Element position data
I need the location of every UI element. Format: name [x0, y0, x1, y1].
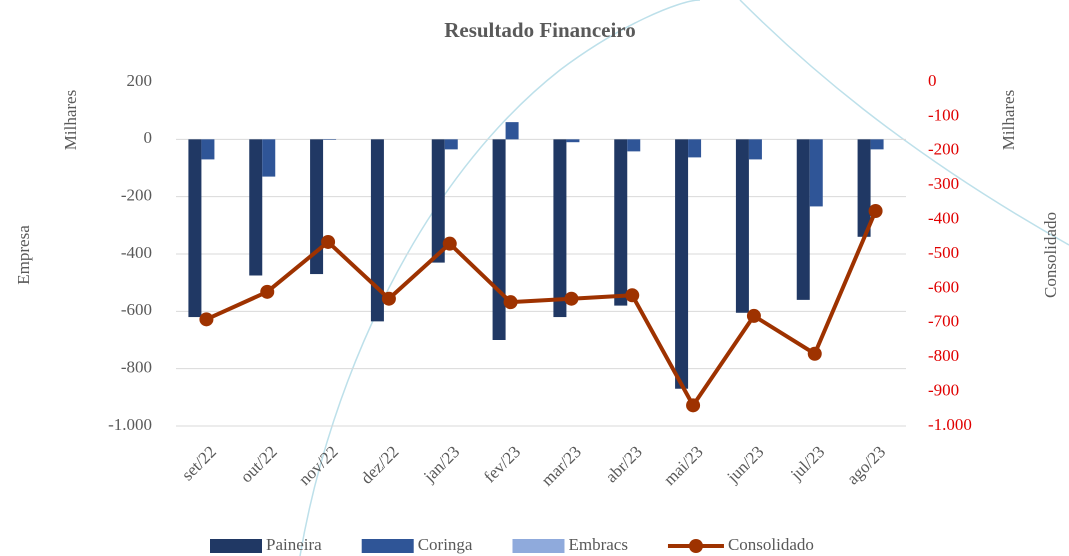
- chart-title: Resultado Financeiro: [444, 18, 636, 42]
- x-tick-label: jan/23: [419, 442, 463, 486]
- bar: [553, 139, 567, 318]
- y-tick-label: 0: [144, 128, 153, 147]
- legend-label: Paineira: [266, 535, 322, 554]
- x-tick-label: ago/23: [843, 442, 889, 488]
- decor-curve: [299, 0, 701, 556]
- bar: [627, 139, 641, 152]
- line: [205, 210, 878, 408]
- legend-label: Coringa: [418, 535, 473, 554]
- y-axis-title: Empresa: [14, 225, 33, 285]
- y2-tick-label: -500: [928, 243, 959, 262]
- y2-tick-label: -1.000: [928, 415, 972, 434]
- line-marker: [442, 236, 457, 251]
- y-tick-label: -400: [121, 243, 152, 262]
- line-marker: [868, 204, 883, 218]
- bar: [310, 139, 324, 275]
- line-marker: [564, 291, 579, 306]
- bar: [201, 139, 215, 160]
- legend-marker: [688, 539, 703, 553]
- bar: [249, 139, 263, 276]
- y2-tick-label: -300: [928, 174, 959, 193]
- legend-swatch: [361, 539, 414, 553]
- y2-tick-label: -700: [928, 312, 959, 331]
- x-tick-label: jun/23: [723, 442, 768, 487]
- x-tick-label: fev/23: [480, 442, 524, 486]
- line-marker: [807, 346, 822, 361]
- y2-axis-title: Consolidado: [1041, 212, 1060, 298]
- x-tick-label: abr/23: [602, 442, 646, 486]
- line-marker: [746, 308, 761, 323]
- bar: [492, 139, 506, 340]
- bar: [796, 139, 810, 300]
- line-marker: [381, 291, 396, 306]
- bar: [505, 122, 519, 140]
- y-tick-label: -200: [121, 186, 152, 205]
- bar: [688, 139, 702, 158]
- legend-label: Consolidado: [728, 535, 814, 554]
- y-axis-unit: Milhares: [61, 90, 80, 150]
- bar: [748, 139, 762, 160]
- bar: [323, 139, 337, 140]
- y-tick-label: -800: [121, 358, 152, 377]
- y-tick-label: 200: [127, 71, 153, 90]
- line-marker: [625, 288, 640, 303]
- x-tick-label: jul/23: [786, 442, 828, 484]
- x-tick-label: set/22: [178, 442, 220, 484]
- x-tick-label: out/22: [237, 442, 281, 486]
- line-marker: [199, 312, 214, 327]
- y2-tick-label: -800: [928, 346, 959, 365]
- bar: [370, 139, 384, 322]
- bar: [735, 139, 749, 313]
- bar: [444, 139, 458, 150]
- legend-swatch: [210, 539, 262, 553]
- bar: [857, 139, 871, 237]
- x-tick-label: nov/22: [295, 442, 342, 489]
- y2-tick-label: -600: [928, 277, 959, 296]
- line-marker: [686, 398, 701, 413]
- legend-label: Embracs: [568, 535, 627, 554]
- x-tick-label: dez/22: [357, 442, 402, 487]
- bar: [809, 139, 823, 207]
- y2-tick-label: 0: [928, 71, 937, 90]
- y-tick-label: -600: [121, 300, 152, 319]
- y2-tick-label: -100: [928, 105, 959, 124]
- bar: [431, 139, 445, 263]
- line-marker: [321, 234, 336, 249]
- y2-tick-label: -900: [928, 381, 959, 400]
- x-tick-label: mai/23: [660, 442, 707, 489]
- decor-curve: [739, 0, 1069, 246]
- bar: [188, 139, 202, 318]
- y2-tick-label: -200: [928, 140, 959, 159]
- bar: [262, 139, 276, 177]
- bar: [675, 139, 689, 389]
- line-marker: [503, 295, 518, 310]
- bar: [566, 139, 580, 143]
- legend-swatch: [512, 539, 565, 553]
- y-tick-label: -1.000: [108, 415, 152, 434]
- y2-axis-unit: Milhares: [999, 90, 1018, 150]
- line-marker: [260, 284, 275, 299]
- x-tick-label: mar/23: [538, 442, 585, 489]
- bar: [870, 139, 884, 150]
- y2-tick-label: -400: [928, 209, 959, 228]
- bar: [614, 139, 628, 306]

**INSTRUCTION:**
Please reproduce every line of the material above word for word, leaving out the pictures.

**REPLY TO THE TASK:**
I need the location of every UI element. Format: name [x0, y0, x1, y1].
- chart-title: Resultado Financeiro: [444, 18, 636, 42]
- x-tick-label: jan/23: [419, 442, 463, 486]
- bar: [553, 139, 567, 318]
- y-tick-label: 0: [144, 128, 153, 147]
- legend-label: Paineira: [266, 535, 322, 554]
- x-tick-label: ago/23: [843, 442, 889, 488]
- decor-curve: [299, 0, 701, 556]
- bar: [627, 139, 641, 152]
- line: [205, 210, 878, 408]
- legend-label: Coringa: [418, 535, 473, 554]
- y-axis-title: Empresa: [14, 225, 33, 285]
- y2-tick-label: -500: [928, 243, 959, 262]
- y2-tick-label: -1.000: [928, 415, 972, 434]
- line-marker: [442, 236, 457, 251]
- y-tick-label: -400: [121, 243, 152, 262]
- line-marker: [868, 204, 883, 218]
- bar: [310, 139, 324, 275]
- line-marker: [564, 291, 579, 306]
- bar: [201, 139, 215, 160]
- legend-marker: [688, 539, 703, 553]
- bar: [249, 139, 263, 276]
- y2-tick-label: -300: [928, 174, 959, 193]
- legend-swatch: [361, 539, 414, 553]
- y2-tick-label: -700: [928, 312, 959, 331]
- x-tick-label: jun/23: [723, 442, 768, 487]
- x-tick-label: fev/23: [480, 442, 524, 486]
- line-marker: [807, 346, 822, 361]
- y2-axis-title: Consolidado: [1041, 212, 1060, 298]
- x-tick-label: abr/23: [602, 442, 646, 486]
- line-marker: [746, 308, 761, 323]
- bar: [492, 139, 506, 340]
- bar: [796, 139, 810, 300]
- line-marker: [381, 291, 396, 306]
- bar: [505, 122, 519, 140]
- y-tick-label: -200: [121, 186, 152, 205]
- bar: [688, 139, 702, 158]
- legend-label: Consolidado: [728, 535, 814, 554]
- y-axis-unit: Milhares: [61, 90, 80, 150]
- bar: [748, 139, 762, 160]
- bar: [323, 139, 337, 140]
- y-tick-label: -800: [121, 358, 152, 377]
- y-tick-label: 200: [127, 71, 153, 90]
- line-marker: [625, 288, 640, 303]
- x-tick-label: jul/23: [786, 442, 828, 484]
- x-tick-label: set/22: [178, 442, 220, 484]
- x-tick-label: out/22: [237, 442, 281, 486]
- line-marker: [199, 312, 214, 327]
- y2-tick-label: -800: [928, 346, 959, 365]
- bar: [370, 139, 384, 322]
- bar: [735, 139, 749, 313]
- bar: [444, 139, 458, 150]
- legend-swatch: [210, 539, 262, 553]
- bar: [857, 139, 871, 237]
- x-tick-label: nov/22: [295, 442, 342, 489]
- y2-tick-label: -600: [928, 277, 959, 296]
- line-marker: [686, 398, 701, 413]
- legend-label: Embracs: [568, 535, 627, 554]
- x-tick-label: dez/22: [357, 442, 402, 487]
- bar: [809, 139, 823, 207]
- y2-tick-label: 0: [928, 71, 937, 90]
- y-tick-label: -600: [121, 300, 152, 319]
- y2-tick-label: -100: [928, 105, 959, 124]
- bar: [431, 139, 445, 263]
- line-marker: [321, 234, 336, 249]
- y2-tick-label: -900: [928, 381, 959, 400]
- x-tick-label: mai/23: [660, 442, 707, 489]
- decor-curve: [739, 0, 1069, 246]
- bar: [188, 139, 202, 318]
- y2-tick-label: -200: [928, 140, 959, 159]
- bar: [262, 139, 276, 177]
- bar: [675, 139, 689, 389]
- line-marker: [503, 295, 518, 310]
- bar: [566, 139, 580, 143]
- legend-swatch: [512, 539, 565, 553]
- y-tick-label: -1.000: [108, 415, 152, 434]
- y2-axis-unit: Milhares: [999, 90, 1018, 150]
- line-marker: [260, 284, 275, 299]
- x-tick-label: mar/23: [538, 442, 585, 489]
- bar: [870, 139, 884, 150]
- y2-tick-label: -400: [928, 209, 959, 228]
- bar: [614, 139, 628, 306]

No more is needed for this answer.